§ Your objective
In the post below about integrating a top form over a Riemann surface, transcribe the words between "I want to integrate" and "in general. Thanks!", inclusive.

# Integrate a top form over a surface without partition of unity

Suppose we are given a compact Riemann surface $$M$$, an open cover $$\mathscr{U}=\{U_1,U_2,\dots\}$$ of $$M$$, charts $$\{(U_1,\phi_1),(U_2,\phi_2),\dots\}$$, holomorphic coordinates, $$\phi_m:p\in U_m\mapsto z_m$$, holomorphic transition functions $$z_m=f_{mn}(z_n)$$ on patch overlaps $$U_m\cap U_n$$ (with appropriate cocycle relations, $$f_{mn}\circ f_{n\ell}\circ f_{\ell m}=1$$ on triple overlaps $$U_m\cap U_n\cap U_\ell$$), and a globally defined top form, $$\omega=\omega(z,\bar{z})dz\wedge d\bar{z}$$.

I want to integrate $$\omega$$ over $$M$$, $$I= \int_M\omega,$$ using the above data (without using a partition of unity), and I'm wondering whether my reasoning is correct. In particular, suppose we construct non-overlapping sets $$\{V_1,V_2,\dots\}$$ such as those shown in the figure: My question is whether I can compute $$I$$ via a sum of integrals over the $$\{V_1,V_2,\dots\}$$ (to guarantee no overcounting) without using a partition of unity; i.e., is it true that: \begin{aligned} I &= \sum_m\int_{V_m}\omega\\ &=\sum_m\int_{V_m}\omega_m(z_m,\bar{z}_m)dz_m\wedge d\bar{z}_m \end{aligned} In the examples I have considered this gives the right answer but I would like to know if it is true in general. Thanks!

§ Dataset extract
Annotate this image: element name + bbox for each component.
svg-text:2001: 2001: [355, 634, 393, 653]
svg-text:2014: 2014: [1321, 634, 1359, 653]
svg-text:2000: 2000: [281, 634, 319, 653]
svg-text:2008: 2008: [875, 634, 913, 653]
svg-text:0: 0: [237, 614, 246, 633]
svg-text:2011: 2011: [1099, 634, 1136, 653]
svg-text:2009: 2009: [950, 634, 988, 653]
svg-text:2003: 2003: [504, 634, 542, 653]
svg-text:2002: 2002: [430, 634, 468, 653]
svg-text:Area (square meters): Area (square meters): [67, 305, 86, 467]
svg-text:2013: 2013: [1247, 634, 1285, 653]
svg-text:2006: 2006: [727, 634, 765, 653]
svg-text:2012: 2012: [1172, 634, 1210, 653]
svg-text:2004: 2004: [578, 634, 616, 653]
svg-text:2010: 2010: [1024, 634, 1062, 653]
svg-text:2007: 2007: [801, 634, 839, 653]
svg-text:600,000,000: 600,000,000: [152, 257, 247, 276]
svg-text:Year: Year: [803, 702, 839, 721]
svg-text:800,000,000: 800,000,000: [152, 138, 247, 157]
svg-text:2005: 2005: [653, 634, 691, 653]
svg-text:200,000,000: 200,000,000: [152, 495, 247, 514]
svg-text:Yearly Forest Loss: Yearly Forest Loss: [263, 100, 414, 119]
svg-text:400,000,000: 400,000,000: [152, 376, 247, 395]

§ Solution for this problem
I want to integrate $$\omega$$ over $$M$$, $$I= \int_M\omega,$$ using the above data (without using a partition of unity), and I'm wondering whether my reasoning is correct. In particular, suppose we construct non-overlapping sets $$\{V_1,V_2,\dots\}$$ such as those shown in the figure: My question is whether I can compute $$I$$ via a sum of integrals over the $$\{V_1,V_2,\dots\}$$ (to guarantee no overcounting) without using a partition of unity; i.e., is it true that: \begin{aligned} I &= \sum_m\int_{V_m}\omega\\ &=\sum_m\int_{V_m}\omega_m(z_m,\bar{z}_m)dz_m\wedge d\bar{z}_m \end{aligned} In the examples I have considered this gives the right answer but I would like to know if it is true in general. Thanks!